---------- Provided records ----------
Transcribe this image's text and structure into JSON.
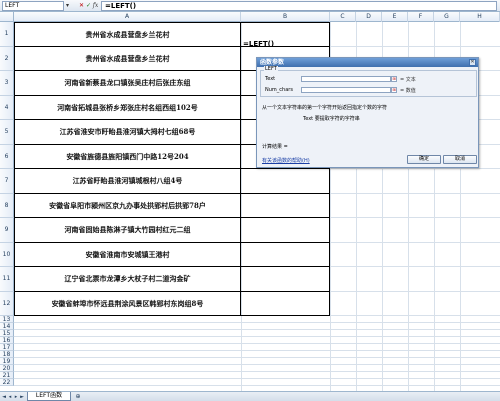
{
  "formula_bar": {
    "name_box": "LEFT",
    "cancel_glyph": "✕",
    "enter_glyph": "✓",
    "fx_label": "fx",
    "formula": "=LEFT()"
  },
  "columns": [
    "A",
    "B",
    "C",
    "D",
    "E",
    "F",
    "G",
    "H"
  ],
  "rows": [
    "1",
    "2",
    "3",
    "4",
    "5",
    "6",
    "7",
    "8",
    "9",
    "10",
    "11",
    "12",
    "13",
    "14",
    "15",
    "16",
    "17",
    "18",
    "19",
    "20",
    "21",
    "22",
    "23",
    "24",
    "25",
    "26",
    "27",
    "28"
  ],
  "cells": {
    "b1": "=LEFT()",
    "col_a": [
      "贵州省水成县营盘乡兰花村",
      "贵州省水成县营盘乡兰花村",
      "河南省新蔡县龙口镇张吴庄村后张庄东组",
      "河南省拓城县张桥乡郑张庄村名组西组102号",
      "江苏省淮安市盱眙县淮河镇大拇村七组68号",
      "安徽省旌德县旌阳镇西门中路12号204",
      "江苏省盱眙县淮河镇城根村八组4号",
      "安徽省阜阳市颍州区京九办事处拱郢村后拱郢78户",
      "河南省固始县陈淋子镇大竹园村红元二组",
      "安徽省淮南市安城镇王港村",
      "辽宁省北票市龙潭乡大杖子村二道沟金矿",
      "安徽省蚌埠市怀远县荆涂风景区韩郢村东岗组8号"
    ]
  },
  "dialog": {
    "title": "函数参数",
    "close_glyph": "✕",
    "function_name": "LEFT",
    "args": [
      {
        "label": "Text",
        "value": "= 文本"
      },
      {
        "label": "Num_chars",
        "value": "= 数值"
      }
    ],
    "description": "从一个文本字符串的第一个字符开始返回指定个数的字符",
    "arg_description": "Text  要提取字符的字符串",
    "result_label": "计算结果 =",
    "help_link": "有关该函数的帮助(H)",
    "ok_label": "确定",
    "cancel_label": "取消"
  },
  "sheet_tabs": {
    "nav_first": "◄",
    "nav_prev": "◂",
    "nav_next": "▸",
    "nav_last": "►",
    "active": "LEFT函数",
    "new_sheet_glyph": "⊕"
  }
}
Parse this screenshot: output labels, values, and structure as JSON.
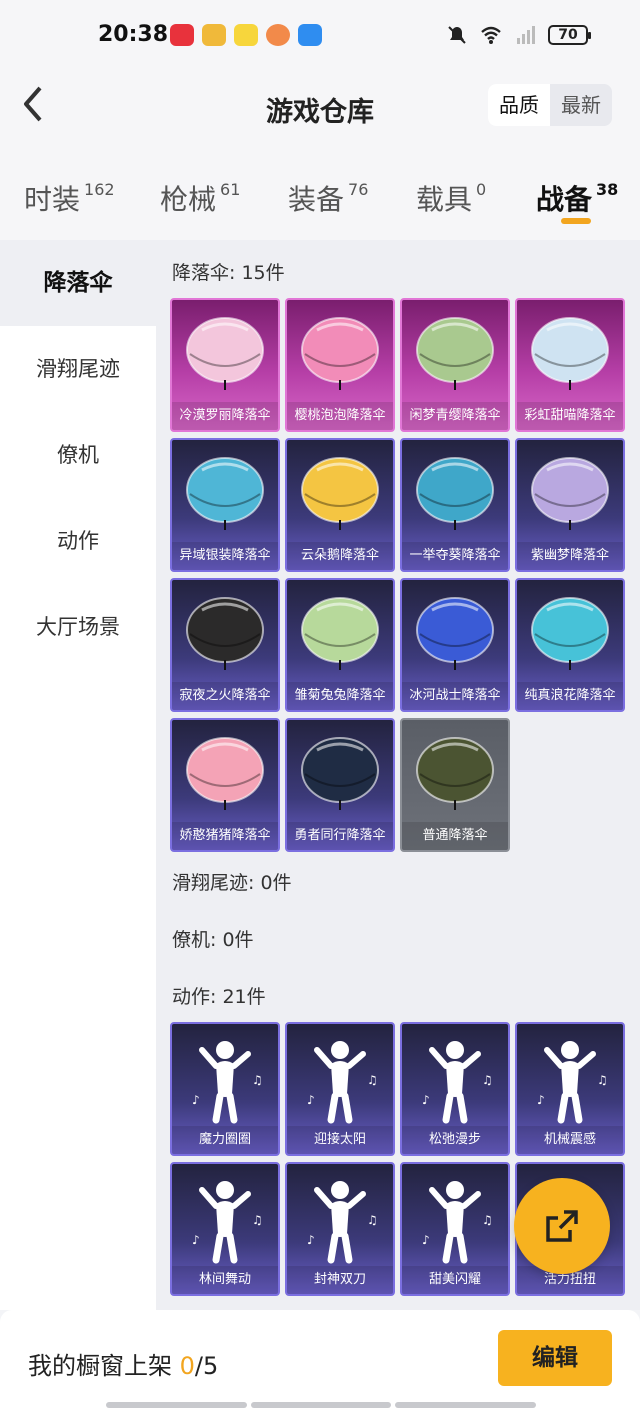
{
  "status_bar": {
    "time": "20:38",
    "battery": "70",
    "icons": [
      "notification-muted-icon",
      "wifi-icon",
      "signal-icon",
      "battery-icon"
    ]
  },
  "header": {
    "title": "游戏仓库",
    "sort_options": [
      "品质",
      "最新"
    ],
    "selected_sort": "品质"
  },
  "tabs": [
    {
      "label": "时装",
      "count": "162"
    },
    {
      "label": "枪械",
      "count": "61"
    },
    {
      "label": "装备",
      "count": "76"
    },
    {
      "label": "载具",
      "count": "0"
    },
    {
      "label": "战备",
      "count": "38"
    }
  ],
  "active_tab": "战备",
  "sidebar": {
    "items": [
      "降落伞",
      "滑翔尾迹",
      "僚机",
      "动作",
      "大厅场景"
    ],
    "active": "降落伞"
  },
  "sections": {
    "parachute": {
      "title": "降落伞: 15件",
      "items": [
        {
          "name": "冷漠罗丽降落伞",
          "rarity": "purple",
          "color": "#f3c6dc"
        },
        {
          "name": "樱桃泡泡降落伞",
          "rarity": "purple",
          "color": "#f28cb8"
        },
        {
          "name": "闲梦青缨降落伞",
          "rarity": "purple",
          "color": "#a9c98f"
        },
        {
          "name": "彩虹甜喵降落伞",
          "rarity": "purple",
          "color": "#cfe3f2"
        },
        {
          "name": "异域银装降落伞",
          "rarity": "blue",
          "color": "#4fb6d6"
        },
        {
          "name": "云朵鹅降落伞",
          "rarity": "blue",
          "color": "#f4c542"
        },
        {
          "name": "一举夺葵降落伞",
          "rarity": "blue",
          "color": "#3fa7c9"
        },
        {
          "name": "紫幽梦降落伞",
          "rarity": "blue",
          "color": "#b9a8e0"
        },
        {
          "name": "寂夜之火降落伞",
          "rarity": "blue",
          "color": "#2b2a2a"
        },
        {
          "name": "雏菊兔兔降落伞",
          "rarity": "blue",
          "color": "#b7d99b"
        },
        {
          "name": "冰河战士降落伞",
          "rarity": "blue",
          "color": "#3a5bd6"
        },
        {
          "name": "纯真浪花降落伞",
          "rarity": "blue",
          "color": "#47c2d8"
        },
        {
          "name": "娇憨猪猪降落伞",
          "rarity": "blue",
          "color": "#f4a3b6"
        },
        {
          "name": "勇者同行降落伞",
          "rarity": "blue",
          "color": "#1f2c44"
        },
        {
          "name": "普通降落伞",
          "rarity": "grey",
          "color": "#4b5432"
        }
      ]
    },
    "glide_trail": {
      "title": "滑翔尾迹: 0件"
    },
    "wingman": {
      "title": "僚机: 0件"
    },
    "emote": {
      "title": "动作: 21件",
      "items": [
        {
          "name": "魔力圈圈",
          "rarity": "blue"
        },
        {
          "name": "迎接太阳",
          "rarity": "blue"
        },
        {
          "name": "松弛漫步",
          "rarity": "blue"
        },
        {
          "name": "机械震感",
          "rarity": "blue"
        },
        {
          "name": "林间舞动",
          "rarity": "blue"
        },
        {
          "name": "封神双刀",
          "rarity": "blue"
        },
        {
          "name": "甜美闪耀",
          "rarity": "blue"
        },
        {
          "name": "活力扭扭",
          "rarity": "blue"
        }
      ]
    }
  },
  "bottom_bar": {
    "label": "我的橱窗上架 ",
    "current": "0",
    "total": "/5",
    "edit_label": "编辑"
  },
  "colors": {
    "accent": "#f7b21f",
    "purple_rarity": "#b53ea6",
    "blue_rarity": "#3c3a7a",
    "grey_rarity": "#6e727a"
  }
}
----------
Task objective – Take every line from the data above that holds "structure" and copy it out.

Written reply –
Transcribe this image's text and structure into JSON.
Parse this screenshot: output labels, values, and structure as JSON.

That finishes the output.